Task directions
Your task is to reproduce the material exactly.
———
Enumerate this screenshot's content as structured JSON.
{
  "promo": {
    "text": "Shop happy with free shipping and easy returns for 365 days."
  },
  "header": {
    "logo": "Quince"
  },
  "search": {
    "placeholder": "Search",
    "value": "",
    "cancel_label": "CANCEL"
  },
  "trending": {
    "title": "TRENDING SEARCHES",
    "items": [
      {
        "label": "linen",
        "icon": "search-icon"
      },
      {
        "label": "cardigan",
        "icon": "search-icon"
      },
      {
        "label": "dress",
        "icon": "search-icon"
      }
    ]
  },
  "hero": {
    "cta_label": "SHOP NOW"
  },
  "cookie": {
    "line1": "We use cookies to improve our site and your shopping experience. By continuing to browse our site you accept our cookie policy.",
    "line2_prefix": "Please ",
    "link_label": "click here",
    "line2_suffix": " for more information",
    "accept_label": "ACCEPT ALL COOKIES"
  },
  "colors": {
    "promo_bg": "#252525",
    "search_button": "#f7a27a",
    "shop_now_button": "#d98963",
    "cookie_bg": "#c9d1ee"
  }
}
———
The reply
Enumerate this screenshot's content as structured JSON.
{
  "promo": {
    "text": "Shop happy with free shipping and easy returns for 365 days."
  },
  "header": {
    "logo": "Quince"
  },
  "search": {
    "placeholder": "Search",
    "value": "",
    "cancel_label": "CANCEL"
  },
  "trending": {
    "title": "TRENDING SEARCHES",
    "items": [
      {
        "label": "linen",
        "icon": "search-icon"
      },
      {
        "label": "cardigan",
        "icon": "search-icon"
      },
      {
        "label": "dress",
        "icon": "search-icon"
      }
    ]
  },
  "hero": {
    "cta_label": "SHOP NOW"
  },
  "cookie": {
    "line1": "We use cookies to improve our site and your shopping experience. By continuing to browse our site you accept our cookie policy.",
    "line2_prefix": "Please ",
    "link_label": "click here",
    "line2_suffix": " for more information",
    "accept_label": "ACCEPT ALL COOKIES"
  },
  "colors": {
    "promo_bg": "#252525",
    "search_button": "#f7a27a",
    "shop_now_button": "#d98963",
    "cookie_bg": "#c9d1ee"
  }
}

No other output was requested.